■ Given instruction ■
Copy out each line of the data holding "شرکت".

■ Records for this exercise ■
(begin)
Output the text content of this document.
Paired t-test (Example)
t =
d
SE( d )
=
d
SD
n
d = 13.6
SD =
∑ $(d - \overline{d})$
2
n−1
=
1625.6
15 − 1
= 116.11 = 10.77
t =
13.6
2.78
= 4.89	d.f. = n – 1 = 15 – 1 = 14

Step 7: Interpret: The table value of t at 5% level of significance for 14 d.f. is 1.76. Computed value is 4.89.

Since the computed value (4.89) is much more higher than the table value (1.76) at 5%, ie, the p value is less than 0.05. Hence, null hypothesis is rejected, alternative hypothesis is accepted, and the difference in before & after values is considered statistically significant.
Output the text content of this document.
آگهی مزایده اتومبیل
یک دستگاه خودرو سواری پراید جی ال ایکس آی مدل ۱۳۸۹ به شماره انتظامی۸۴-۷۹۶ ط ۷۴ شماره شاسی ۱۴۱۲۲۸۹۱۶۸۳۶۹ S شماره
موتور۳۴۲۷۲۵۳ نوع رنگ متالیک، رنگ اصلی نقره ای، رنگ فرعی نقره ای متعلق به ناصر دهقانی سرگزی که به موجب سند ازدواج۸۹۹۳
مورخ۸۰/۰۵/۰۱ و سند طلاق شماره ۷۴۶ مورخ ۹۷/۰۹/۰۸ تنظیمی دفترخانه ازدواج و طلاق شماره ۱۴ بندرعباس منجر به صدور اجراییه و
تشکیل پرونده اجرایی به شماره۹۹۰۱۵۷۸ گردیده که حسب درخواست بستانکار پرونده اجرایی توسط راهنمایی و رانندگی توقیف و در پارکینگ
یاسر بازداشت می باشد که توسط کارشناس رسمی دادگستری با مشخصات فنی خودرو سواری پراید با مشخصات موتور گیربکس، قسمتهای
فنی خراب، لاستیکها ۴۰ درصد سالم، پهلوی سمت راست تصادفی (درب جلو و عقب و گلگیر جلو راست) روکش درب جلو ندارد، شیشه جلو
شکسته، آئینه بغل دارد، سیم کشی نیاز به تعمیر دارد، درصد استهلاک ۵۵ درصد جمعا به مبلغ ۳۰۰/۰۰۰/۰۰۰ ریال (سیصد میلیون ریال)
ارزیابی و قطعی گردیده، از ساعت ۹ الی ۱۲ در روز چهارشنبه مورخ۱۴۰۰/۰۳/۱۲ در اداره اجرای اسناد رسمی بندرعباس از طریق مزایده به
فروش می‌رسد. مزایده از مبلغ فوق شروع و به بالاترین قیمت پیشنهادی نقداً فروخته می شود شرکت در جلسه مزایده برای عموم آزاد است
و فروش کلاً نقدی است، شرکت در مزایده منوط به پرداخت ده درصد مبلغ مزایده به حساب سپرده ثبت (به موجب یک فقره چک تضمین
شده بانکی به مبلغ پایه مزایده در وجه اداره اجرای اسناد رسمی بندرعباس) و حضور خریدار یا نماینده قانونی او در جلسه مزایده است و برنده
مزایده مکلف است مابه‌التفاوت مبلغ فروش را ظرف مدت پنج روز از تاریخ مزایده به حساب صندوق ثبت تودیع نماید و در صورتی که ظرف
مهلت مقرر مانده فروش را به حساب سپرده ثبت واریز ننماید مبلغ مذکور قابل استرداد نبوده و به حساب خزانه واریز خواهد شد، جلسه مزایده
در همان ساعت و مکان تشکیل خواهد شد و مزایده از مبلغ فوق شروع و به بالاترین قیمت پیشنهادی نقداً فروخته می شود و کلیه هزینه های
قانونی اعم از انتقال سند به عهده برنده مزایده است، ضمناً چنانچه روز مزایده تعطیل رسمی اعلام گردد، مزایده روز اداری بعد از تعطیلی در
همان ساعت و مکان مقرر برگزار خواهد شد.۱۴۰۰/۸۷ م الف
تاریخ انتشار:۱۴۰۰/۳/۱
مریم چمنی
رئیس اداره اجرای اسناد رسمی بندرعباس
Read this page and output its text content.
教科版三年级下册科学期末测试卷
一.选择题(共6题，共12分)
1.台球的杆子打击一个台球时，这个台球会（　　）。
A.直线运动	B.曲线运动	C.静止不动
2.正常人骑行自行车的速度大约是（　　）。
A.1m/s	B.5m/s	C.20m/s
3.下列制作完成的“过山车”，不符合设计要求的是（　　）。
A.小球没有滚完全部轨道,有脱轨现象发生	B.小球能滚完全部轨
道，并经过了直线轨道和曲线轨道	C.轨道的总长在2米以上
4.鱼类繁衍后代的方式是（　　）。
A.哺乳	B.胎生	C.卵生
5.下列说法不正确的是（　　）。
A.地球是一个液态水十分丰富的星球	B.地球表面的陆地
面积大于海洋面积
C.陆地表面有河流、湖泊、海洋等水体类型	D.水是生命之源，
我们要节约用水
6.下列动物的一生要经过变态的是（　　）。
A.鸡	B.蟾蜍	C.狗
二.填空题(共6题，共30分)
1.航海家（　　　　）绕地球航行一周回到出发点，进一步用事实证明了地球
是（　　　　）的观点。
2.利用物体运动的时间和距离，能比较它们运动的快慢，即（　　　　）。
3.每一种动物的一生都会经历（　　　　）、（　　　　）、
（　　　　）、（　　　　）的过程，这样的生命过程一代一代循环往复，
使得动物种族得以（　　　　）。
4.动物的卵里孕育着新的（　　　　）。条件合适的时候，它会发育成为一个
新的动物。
(end)
■ Answer for the task ■
فروش می‌رسد. مزایده از مبلغ فوق شروع و به بالاترین قیمت پیشنهادی نقداً فروخته می شود شرکت در جلسه مزایده برای عموم آزاد است
و فروش کلاً نقدی است، شرکت در مزایده منوط به پرداخت ده درصد مبلغ مزایده به حساب سپرده ثبت (به موجب یک فقره چک تضمین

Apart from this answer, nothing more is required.